_Collected data_.
* BEGIN *
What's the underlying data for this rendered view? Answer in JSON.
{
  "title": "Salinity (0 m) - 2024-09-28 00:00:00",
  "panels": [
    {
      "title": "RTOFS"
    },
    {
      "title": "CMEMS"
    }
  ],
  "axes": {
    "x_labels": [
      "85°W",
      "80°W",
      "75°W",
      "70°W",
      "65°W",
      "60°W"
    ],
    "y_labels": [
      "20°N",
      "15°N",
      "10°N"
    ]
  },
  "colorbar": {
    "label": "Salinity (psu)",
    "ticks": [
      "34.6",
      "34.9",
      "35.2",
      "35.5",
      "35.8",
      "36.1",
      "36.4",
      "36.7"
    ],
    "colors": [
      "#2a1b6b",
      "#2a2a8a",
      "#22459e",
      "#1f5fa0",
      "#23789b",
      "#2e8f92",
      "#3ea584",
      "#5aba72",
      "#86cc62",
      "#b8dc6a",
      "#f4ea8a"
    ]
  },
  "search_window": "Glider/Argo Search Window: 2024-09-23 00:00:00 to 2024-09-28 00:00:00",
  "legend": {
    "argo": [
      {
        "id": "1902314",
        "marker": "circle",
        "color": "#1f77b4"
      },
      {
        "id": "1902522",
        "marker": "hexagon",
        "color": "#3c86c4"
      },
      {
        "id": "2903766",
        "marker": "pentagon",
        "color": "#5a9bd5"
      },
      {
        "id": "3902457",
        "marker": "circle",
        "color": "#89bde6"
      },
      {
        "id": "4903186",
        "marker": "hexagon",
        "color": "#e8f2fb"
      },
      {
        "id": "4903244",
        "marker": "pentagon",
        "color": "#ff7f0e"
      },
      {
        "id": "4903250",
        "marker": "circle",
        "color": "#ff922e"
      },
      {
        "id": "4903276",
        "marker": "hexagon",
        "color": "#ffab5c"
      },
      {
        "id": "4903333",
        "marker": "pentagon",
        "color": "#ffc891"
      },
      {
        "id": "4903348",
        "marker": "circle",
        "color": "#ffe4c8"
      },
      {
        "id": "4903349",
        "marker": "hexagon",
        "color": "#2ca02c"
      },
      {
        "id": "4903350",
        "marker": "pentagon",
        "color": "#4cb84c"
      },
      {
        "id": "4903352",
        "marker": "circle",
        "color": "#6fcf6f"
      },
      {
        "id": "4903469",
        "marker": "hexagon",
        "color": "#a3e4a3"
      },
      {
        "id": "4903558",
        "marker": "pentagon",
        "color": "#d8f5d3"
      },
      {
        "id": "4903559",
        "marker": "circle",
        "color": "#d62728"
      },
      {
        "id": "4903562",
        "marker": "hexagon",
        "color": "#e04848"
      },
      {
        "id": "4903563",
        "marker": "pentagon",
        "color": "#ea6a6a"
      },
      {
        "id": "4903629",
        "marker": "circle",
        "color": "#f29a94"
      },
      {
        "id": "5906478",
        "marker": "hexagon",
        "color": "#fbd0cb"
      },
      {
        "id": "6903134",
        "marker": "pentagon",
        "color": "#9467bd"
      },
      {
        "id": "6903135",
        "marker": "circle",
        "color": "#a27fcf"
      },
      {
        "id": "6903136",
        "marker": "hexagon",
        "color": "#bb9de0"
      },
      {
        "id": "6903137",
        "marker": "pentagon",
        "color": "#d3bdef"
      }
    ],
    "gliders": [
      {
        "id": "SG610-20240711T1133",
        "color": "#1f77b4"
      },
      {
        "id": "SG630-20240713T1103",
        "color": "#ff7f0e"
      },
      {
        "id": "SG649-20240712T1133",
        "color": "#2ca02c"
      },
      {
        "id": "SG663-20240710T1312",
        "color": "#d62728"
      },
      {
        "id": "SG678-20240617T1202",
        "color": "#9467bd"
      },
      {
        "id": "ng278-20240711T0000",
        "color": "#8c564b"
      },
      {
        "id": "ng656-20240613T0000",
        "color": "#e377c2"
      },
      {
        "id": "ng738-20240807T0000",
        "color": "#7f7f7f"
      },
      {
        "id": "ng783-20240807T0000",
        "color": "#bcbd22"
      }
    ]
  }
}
* END *
_What you have to do_.
Find the lines above that contain the word "title" and collect them.

_Expected answer_.
  "title": "Salinity (0 m) - 2024-09-28 00:00:00",
      "title": "RTOFS"
      "title": "CMEMS"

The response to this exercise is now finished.